▶ Data provided:
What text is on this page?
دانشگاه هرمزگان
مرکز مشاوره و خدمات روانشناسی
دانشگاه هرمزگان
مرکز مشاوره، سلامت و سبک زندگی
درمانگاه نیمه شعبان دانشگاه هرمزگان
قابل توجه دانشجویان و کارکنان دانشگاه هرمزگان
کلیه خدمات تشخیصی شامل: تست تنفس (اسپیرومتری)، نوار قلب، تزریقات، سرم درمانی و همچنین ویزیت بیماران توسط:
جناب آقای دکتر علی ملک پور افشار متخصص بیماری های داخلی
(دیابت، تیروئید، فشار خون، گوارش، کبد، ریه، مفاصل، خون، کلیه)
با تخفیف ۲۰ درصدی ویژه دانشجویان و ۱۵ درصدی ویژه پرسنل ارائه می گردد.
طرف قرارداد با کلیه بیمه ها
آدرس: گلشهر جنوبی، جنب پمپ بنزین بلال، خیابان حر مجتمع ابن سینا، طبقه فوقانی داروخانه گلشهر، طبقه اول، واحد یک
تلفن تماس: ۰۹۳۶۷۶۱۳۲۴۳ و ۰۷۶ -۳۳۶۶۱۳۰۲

▶ Task: Write down all the entries again without a single difference.

▶ Answer:
What text is on this page?
دانشگاه هرمزگان
مرکز مشاوره و خدمات روانشناسی
دانشگاه هرمزگان
مرکز مشاوره، سلامت و سبک زندگی
درمانگاه نیمه شعبان دانشگاه هرمزگان
قابل توجه دانشجویان و کارکنان دانشگاه هرمزگان
کلیه خدمات تشخیصی شامل: تست تنفس (اسپیرومتری)، نوار قلب، تزریقات، سرم درمانی و همچنین ویزیت بیماران توسط:
جناب آقای دکتر علی ملک پور افشار متخصص بیماری های داخلی
(دیابت، تیروئید، فشار خون، گوارش، کبد، ریه، مفاصل، خون، کلیه)
با تخفیف ۲۰ درصدی ویژه دانشجویان و ۱۵ درصدی ویژه پرسنل ارائه می گردد.
طرف قرارداد با کلیه بیمه ها
آدرس: گلشهر جنوبی، جنب پمپ بنزین بلال، خیابان حر مجتمع ابن سینا، طبقه فوقانی داروخانه گلشهر، طبقه اول، واحد یک
تلفن تماس: ۰۹۳۶۷۶۱۳۲۴۳ و ۰۷۶ -۳۳۶۶۱۳۰۲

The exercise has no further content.